## Exercise instructions
Report the count of lines where the string "arriving" appears, and nothing else.

## Material for this task
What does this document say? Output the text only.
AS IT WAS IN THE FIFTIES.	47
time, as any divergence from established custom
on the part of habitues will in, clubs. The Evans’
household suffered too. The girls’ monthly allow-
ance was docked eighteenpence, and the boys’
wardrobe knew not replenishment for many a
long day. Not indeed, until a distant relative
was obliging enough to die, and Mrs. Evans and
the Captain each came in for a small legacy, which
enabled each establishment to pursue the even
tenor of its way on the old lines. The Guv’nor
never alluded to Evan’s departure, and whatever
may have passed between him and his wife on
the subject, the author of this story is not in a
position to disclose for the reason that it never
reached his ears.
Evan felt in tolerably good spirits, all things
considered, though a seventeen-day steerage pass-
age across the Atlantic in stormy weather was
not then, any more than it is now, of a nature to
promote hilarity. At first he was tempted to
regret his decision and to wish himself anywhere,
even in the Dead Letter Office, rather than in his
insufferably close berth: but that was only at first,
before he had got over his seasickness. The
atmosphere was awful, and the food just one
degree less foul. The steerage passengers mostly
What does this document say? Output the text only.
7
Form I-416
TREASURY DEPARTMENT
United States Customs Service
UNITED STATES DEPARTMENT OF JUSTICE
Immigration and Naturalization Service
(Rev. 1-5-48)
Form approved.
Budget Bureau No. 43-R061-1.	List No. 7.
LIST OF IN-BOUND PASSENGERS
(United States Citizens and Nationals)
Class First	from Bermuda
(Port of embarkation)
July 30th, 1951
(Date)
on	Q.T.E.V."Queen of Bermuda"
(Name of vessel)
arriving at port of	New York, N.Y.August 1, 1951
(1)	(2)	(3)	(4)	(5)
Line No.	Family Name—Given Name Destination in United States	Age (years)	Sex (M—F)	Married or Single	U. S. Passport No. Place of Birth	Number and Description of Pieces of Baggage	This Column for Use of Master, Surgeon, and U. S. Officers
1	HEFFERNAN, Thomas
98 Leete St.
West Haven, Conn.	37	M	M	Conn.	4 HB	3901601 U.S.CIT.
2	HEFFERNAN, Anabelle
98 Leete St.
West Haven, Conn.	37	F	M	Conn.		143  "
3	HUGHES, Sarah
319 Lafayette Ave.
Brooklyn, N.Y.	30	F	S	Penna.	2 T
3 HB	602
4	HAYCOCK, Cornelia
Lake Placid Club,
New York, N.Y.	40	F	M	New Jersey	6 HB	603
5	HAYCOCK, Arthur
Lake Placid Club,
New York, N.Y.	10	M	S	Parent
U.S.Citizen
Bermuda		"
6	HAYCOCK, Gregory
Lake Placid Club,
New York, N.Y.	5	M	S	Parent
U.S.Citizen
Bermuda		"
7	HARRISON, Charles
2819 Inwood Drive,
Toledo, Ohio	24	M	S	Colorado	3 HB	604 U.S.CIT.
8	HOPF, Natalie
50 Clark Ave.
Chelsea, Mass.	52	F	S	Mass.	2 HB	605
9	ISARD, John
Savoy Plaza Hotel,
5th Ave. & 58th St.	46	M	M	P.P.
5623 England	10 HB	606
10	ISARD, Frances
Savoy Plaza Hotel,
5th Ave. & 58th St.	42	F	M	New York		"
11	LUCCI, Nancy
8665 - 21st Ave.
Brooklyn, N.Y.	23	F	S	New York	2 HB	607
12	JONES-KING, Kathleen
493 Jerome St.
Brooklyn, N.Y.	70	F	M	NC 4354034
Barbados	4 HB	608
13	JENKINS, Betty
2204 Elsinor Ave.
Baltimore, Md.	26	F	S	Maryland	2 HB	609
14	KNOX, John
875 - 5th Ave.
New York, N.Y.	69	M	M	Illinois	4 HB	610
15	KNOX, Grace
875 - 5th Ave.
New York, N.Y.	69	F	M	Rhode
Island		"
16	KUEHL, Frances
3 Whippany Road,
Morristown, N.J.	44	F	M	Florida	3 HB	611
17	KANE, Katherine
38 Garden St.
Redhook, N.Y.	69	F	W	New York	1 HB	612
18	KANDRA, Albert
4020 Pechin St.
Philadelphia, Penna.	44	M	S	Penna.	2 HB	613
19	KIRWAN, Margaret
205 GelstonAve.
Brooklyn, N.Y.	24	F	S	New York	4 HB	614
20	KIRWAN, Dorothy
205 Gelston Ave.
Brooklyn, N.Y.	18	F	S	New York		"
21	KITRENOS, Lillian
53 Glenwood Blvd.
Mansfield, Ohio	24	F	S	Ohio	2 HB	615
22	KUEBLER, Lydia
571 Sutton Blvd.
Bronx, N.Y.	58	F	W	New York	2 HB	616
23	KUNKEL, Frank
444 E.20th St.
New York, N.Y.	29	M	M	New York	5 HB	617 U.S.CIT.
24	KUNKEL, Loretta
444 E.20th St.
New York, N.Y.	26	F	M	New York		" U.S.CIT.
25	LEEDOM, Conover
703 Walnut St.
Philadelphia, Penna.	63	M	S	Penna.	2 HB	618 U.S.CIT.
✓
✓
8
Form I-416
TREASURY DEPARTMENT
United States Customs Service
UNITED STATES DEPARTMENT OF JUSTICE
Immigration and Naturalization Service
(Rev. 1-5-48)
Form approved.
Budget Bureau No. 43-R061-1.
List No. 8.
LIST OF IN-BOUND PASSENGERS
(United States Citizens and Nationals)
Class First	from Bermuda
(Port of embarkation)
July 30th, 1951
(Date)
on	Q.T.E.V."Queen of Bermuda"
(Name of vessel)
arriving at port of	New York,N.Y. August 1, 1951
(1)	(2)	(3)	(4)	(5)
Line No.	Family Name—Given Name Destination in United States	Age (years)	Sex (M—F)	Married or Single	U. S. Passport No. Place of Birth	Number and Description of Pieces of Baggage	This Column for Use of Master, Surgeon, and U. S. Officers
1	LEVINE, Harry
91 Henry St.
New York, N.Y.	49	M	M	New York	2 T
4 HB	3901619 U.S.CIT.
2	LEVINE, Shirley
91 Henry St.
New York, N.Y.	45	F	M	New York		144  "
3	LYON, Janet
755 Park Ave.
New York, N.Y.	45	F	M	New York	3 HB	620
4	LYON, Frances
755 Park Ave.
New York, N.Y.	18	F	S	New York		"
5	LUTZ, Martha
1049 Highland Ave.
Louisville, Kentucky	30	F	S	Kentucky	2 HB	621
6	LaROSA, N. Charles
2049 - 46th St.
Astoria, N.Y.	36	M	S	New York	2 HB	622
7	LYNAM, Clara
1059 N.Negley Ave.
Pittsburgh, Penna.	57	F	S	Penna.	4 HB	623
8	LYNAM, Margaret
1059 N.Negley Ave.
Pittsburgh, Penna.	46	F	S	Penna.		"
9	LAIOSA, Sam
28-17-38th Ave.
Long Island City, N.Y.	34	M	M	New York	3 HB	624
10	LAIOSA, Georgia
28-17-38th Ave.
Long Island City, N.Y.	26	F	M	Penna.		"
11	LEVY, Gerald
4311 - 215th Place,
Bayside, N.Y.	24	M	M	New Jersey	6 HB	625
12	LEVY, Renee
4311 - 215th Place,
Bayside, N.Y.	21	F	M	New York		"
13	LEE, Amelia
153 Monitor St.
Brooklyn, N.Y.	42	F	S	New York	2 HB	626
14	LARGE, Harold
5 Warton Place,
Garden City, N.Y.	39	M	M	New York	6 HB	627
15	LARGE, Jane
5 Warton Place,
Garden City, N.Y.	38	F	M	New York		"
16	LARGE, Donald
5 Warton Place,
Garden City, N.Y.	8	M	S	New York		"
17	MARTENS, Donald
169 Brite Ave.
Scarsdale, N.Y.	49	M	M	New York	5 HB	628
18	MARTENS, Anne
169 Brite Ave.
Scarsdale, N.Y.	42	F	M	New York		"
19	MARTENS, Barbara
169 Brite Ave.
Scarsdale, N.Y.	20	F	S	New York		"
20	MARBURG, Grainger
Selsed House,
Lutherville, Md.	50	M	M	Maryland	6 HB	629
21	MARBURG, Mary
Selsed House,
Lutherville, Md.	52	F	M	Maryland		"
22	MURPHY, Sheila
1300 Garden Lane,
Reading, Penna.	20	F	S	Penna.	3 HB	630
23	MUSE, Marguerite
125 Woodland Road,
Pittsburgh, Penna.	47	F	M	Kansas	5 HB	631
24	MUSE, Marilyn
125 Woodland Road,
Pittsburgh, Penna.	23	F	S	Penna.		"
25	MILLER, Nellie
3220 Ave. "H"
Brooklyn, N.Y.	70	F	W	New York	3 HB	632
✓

## Final answer
2